Transcribe the following lines without any alteration, omitting the pictures from your answer.

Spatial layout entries
-- begin --

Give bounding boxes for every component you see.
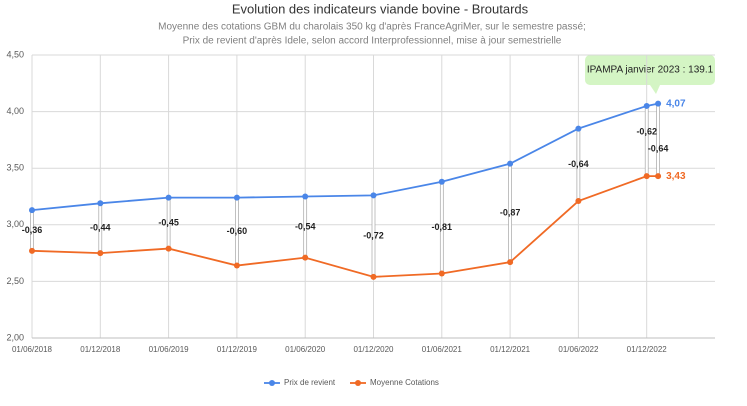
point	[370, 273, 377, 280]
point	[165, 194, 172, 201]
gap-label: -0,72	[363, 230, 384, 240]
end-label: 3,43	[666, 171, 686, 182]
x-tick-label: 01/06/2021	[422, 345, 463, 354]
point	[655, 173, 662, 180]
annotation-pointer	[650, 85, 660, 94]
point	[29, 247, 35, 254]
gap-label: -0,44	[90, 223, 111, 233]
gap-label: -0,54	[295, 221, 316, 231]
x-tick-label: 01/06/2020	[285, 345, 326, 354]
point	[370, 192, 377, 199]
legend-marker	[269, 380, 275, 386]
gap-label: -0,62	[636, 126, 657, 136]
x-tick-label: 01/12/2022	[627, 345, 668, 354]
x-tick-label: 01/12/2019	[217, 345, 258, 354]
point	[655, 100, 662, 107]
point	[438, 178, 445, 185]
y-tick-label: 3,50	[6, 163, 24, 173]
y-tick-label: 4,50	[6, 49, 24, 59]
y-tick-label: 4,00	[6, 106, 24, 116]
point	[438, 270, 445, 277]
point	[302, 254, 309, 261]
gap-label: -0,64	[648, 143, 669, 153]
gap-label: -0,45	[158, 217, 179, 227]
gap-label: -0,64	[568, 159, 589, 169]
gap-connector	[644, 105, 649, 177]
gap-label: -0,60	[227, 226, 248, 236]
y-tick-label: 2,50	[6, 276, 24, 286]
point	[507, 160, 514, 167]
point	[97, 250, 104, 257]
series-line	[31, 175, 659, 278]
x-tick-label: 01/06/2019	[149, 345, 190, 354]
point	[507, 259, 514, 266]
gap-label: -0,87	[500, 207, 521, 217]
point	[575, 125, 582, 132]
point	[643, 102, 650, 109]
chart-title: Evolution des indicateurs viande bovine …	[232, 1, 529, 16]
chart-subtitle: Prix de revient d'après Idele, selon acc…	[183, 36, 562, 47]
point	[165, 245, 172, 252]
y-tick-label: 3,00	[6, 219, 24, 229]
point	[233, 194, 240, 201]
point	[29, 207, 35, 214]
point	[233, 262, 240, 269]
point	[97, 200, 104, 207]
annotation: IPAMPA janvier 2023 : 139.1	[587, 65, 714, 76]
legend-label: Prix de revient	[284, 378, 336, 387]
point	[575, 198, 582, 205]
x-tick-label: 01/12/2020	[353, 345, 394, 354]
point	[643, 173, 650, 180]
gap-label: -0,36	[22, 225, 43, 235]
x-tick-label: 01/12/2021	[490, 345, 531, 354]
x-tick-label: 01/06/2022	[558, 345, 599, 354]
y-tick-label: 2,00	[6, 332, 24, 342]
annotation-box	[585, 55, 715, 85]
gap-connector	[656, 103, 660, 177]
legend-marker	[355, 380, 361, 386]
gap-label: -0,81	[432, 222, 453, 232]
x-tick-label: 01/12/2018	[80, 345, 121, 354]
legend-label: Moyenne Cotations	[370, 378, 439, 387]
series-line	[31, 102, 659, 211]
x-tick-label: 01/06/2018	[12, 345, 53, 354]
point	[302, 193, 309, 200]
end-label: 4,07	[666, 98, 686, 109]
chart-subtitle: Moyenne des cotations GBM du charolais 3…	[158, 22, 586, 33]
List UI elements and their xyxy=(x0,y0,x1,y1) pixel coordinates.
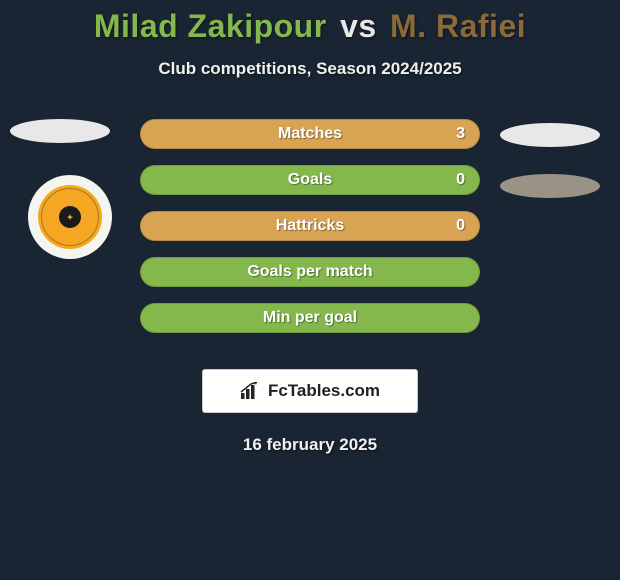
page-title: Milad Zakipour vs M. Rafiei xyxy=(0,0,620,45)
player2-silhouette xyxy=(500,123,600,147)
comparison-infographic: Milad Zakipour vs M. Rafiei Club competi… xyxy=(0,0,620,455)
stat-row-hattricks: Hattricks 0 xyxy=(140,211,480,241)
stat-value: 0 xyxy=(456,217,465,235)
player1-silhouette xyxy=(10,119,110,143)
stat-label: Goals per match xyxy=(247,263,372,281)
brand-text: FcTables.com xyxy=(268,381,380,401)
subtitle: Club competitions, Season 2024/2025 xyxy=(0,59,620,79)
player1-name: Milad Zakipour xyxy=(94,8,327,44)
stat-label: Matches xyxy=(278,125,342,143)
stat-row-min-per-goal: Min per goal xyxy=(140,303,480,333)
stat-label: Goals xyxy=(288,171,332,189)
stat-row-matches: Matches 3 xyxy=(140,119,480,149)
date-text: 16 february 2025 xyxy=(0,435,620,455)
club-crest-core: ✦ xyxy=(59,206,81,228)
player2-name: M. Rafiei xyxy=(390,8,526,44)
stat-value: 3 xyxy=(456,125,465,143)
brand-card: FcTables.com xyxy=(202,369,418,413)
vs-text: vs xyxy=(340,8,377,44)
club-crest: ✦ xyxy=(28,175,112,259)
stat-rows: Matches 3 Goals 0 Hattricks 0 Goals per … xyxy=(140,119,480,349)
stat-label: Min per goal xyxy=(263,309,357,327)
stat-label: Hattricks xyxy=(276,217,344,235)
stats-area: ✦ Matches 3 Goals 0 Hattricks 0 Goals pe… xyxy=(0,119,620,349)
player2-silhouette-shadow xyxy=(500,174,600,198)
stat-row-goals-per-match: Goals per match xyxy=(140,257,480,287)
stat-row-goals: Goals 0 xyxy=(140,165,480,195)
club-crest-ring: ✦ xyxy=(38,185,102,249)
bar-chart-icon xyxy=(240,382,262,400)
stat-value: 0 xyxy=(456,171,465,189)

-- end --

*TASK SOLUTION:*
Give bounding boxes for every component you see.
point	[370, 273, 377, 280]
point	[165, 194, 172, 201]
gap-label: -0,72	[363, 230, 384, 240]
end-label: 3,43	[666, 171, 686, 182]
x-tick-label: 01/06/2021	[422, 345, 463, 354]
point	[655, 173, 662, 180]
annotation-pointer	[650, 85, 660, 94]
point	[29, 247, 35, 254]
gap-label: -0,44	[90, 223, 111, 233]
gap-label: -0,54	[295, 221, 316, 231]
x-tick-label: 01/06/2020	[285, 345, 326, 354]
point	[370, 192, 377, 199]
legend-marker	[269, 380, 275, 386]
gap-label: -0,62	[636, 126, 657, 136]
x-tick-label: 01/12/2022	[627, 345, 668, 354]
x-tick-label: 01/12/2019	[217, 345, 258, 354]
point	[655, 100, 662, 107]
point	[438, 178, 445, 185]
y-tick-label: 3,50	[6, 163, 24, 173]
y-tick-label: 4,50	[6, 49, 24, 59]
y-tick-label: 4,00	[6, 106, 24, 116]
point	[438, 270, 445, 277]
point	[302, 254, 309, 261]
gap-label: -0,64	[648, 143, 669, 153]
gap-label: -0,45	[158, 217, 179, 227]
gap-label: -0,64	[568, 159, 589, 169]
gap-connector	[644, 105, 649, 177]
gap-label: -0,60	[227, 226, 248, 236]
y-tick-label: 2,50	[6, 276, 24, 286]
point	[507, 160, 514, 167]
point	[97, 250, 104, 257]
series-line	[31, 175, 659, 278]
x-tick-label: 01/06/2019	[149, 345, 190, 354]
point	[507, 259, 514, 266]
gap-label: -0,87	[500, 207, 521, 217]
point	[575, 125, 582, 132]
point	[643, 102, 650, 109]
chart-title: Evolution des indicateurs viande bovine …	[232, 1, 529, 16]
chart-subtitle: Prix de revient d'après Idele, selon acc…	[183, 36, 562, 47]
point	[165, 245, 172, 252]
y-tick-label: 3,00	[6, 219, 24, 229]
point	[233, 194, 240, 201]
point	[29, 207, 35, 214]
point	[233, 262, 240, 269]
point	[97, 200, 104, 207]
annotation: IPAMPA janvier 2023 : 139.1	[587, 65, 714, 76]
legend-label: Prix de revient	[284, 378, 336, 387]
point	[575, 198, 582, 205]
x-tick-label: 01/12/2020	[353, 345, 394, 354]
point	[643, 173, 650, 180]
gap-label: -0,36	[22, 225, 43, 235]
x-tick-label: 01/12/2021	[490, 345, 531, 354]
x-tick-label: 01/06/2022	[558, 345, 599, 354]
y-tick-label: 2,00	[6, 332, 24, 342]
annotation-box	[585, 55, 715, 85]
gap-connector	[656, 103, 660, 177]
legend-marker	[355, 380, 361, 386]
gap-label: -0,81	[432, 222, 453, 232]
x-tick-label: 01/12/2018	[80, 345, 121, 354]
legend-label: Moyenne Cotations	[370, 378, 439, 387]
series-line	[31, 102, 659, 211]
x-tick-label: 01/06/2018	[12, 345, 53, 354]
point	[302, 193, 309, 200]
end-label: 4,07	[666, 98, 686, 109]
chart-subtitle: Moyenne des cotations GBM du charolais 3…	[158, 22, 586, 33]
List UI elements and their xyxy=(x0,y0,x1,y1) pixel coordinates.
page-title: Milad Zakipour vs M. Rafiei xyxy=(0,0,620,45)
player2-silhouette xyxy=(500,123,600,147)
comparison-infographic: Milad Zakipour vs M. Rafiei Club competi… xyxy=(0,0,620,455)
stat-row-hattricks: Hattricks 0 xyxy=(140,211,480,241)
stat-value: 0 xyxy=(456,217,465,235)
player1-silhouette xyxy=(10,119,110,143)
stat-label: Goals per match xyxy=(247,263,372,281)
brand-text: FcTables.com xyxy=(268,381,380,401)
subtitle: Club competitions, Season 2024/2025 xyxy=(0,59,620,79)
player1-name: Milad Zakipour xyxy=(94,8,327,44)
stat-label: Matches xyxy=(278,125,342,143)
stat-row-min-per-goal: Min per goal xyxy=(140,303,480,333)
stat-label: Goals xyxy=(288,171,332,189)
stat-row-matches: Matches 3 xyxy=(140,119,480,149)
date-text: 16 february 2025 xyxy=(0,435,620,455)
club-crest-core: ✦ xyxy=(59,206,81,228)
player2-name: M. Rafiei xyxy=(390,8,526,44)
stat-value: 3 xyxy=(456,125,465,143)
brand-card: FcTables.com xyxy=(202,369,418,413)
vs-text: vs xyxy=(340,8,377,44)
club-crest: ✦ xyxy=(28,175,112,259)
stat-rows: Matches 3 Goals 0 Hattricks 0 Goals per … xyxy=(140,119,480,349)
stat-label: Min per goal xyxy=(263,309,357,327)
stat-label: Hattricks xyxy=(276,217,344,235)
stats-area: ✦ Matches 3 Goals 0 Hattricks 0 Goals pe… xyxy=(0,119,620,349)
player2-silhouette-shadow xyxy=(500,174,600,198)
stat-row-goals-per-match: Goals per match xyxy=(140,257,480,287)
stat-row-goals: Goals 0 xyxy=(140,165,480,195)
club-crest-ring: ✦ xyxy=(38,185,102,249)
bar-chart-icon xyxy=(240,382,262,400)
stat-value: 0 xyxy=(456,171,465,189)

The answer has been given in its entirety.